Without the images, print all the entries below exactly as given.

_Records provided:_
=====
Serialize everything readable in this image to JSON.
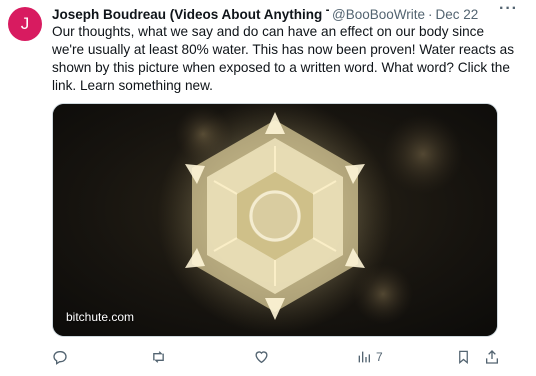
{
  "tweet": {
    "avatar_letter": "J",
    "avatar_color": "#d81b60",
    "display_name": "Joseph Boudreau (Videos About Anything T\\",
    "handle": "@BooBooWrite",
    "separator": "·",
    "date": "Dec 22",
    "more_label": "···",
    "text": "Our thoughts, what we say and do can have an effect on our body since we're usually at least 80% water. This has now been proven! Water reacts as shown by this picture when exposed to a written word. What word? Click the link. Learn something new.",
    "media": {
      "link_domain": "bitchute.com",
      "image_subject": "water crystal"
    },
    "actions": {
      "reply_icon": "reply-icon",
      "retweet_icon": "retweet-icon",
      "like_icon": "like-icon",
      "views_icon": "views-icon",
      "views_count": "7",
      "bookmark_icon": "bookmark-icon",
      "share_icon": "share-icon"
    }
  },
  "colors": {
    "text_primary": "#0f1419",
    "text_secondary": "#536471",
    "border": "#cfd9de"
  }
}
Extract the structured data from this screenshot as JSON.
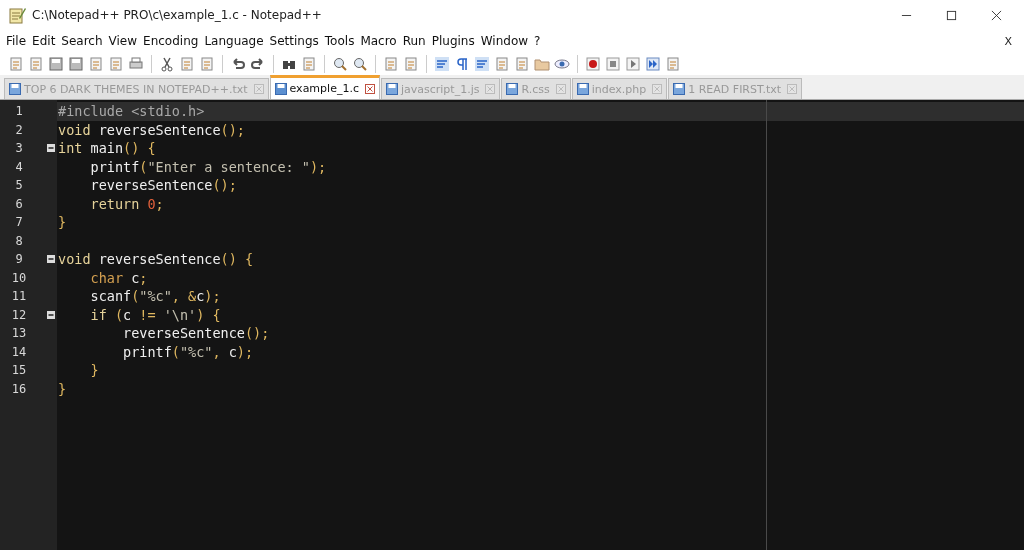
=====
_The output:_
Serialize everything readable in this image to JSON.
{
  "tweet": {
    "avatar_letter": "J",
    "avatar_color": "#d81b60",
    "display_name": "Joseph Boudreau (Videos About Anything T\\",
    "handle": "@BooBooWrite",
    "separator": "·",
    "date": "Dec 22",
    "more_label": "···",
    "text": "Our thoughts, what we say and do can have an effect on our body since we're usually at least 80% water. This has now been proven! Water reacts as shown by this picture when exposed to a written word. What word? Click the link. Learn something new.",
    "media": {
      "link_domain": "bitchute.com",
      "image_subject": "water crystal"
    },
    "actions": {
      "reply_icon": "reply-icon",
      "retweet_icon": "retweet-icon",
      "like_icon": "like-icon",
      "views_icon": "views-icon",
      "views_count": "7",
      "bookmark_icon": "bookmark-icon",
      "share_icon": "share-icon"
    }
  },
  "colors": {
    "text_primary": "#0f1419",
    "text_secondary": "#536471",
    "border": "#cfd9de"
  }
}
Extract the structured data from this screenshot as JSON.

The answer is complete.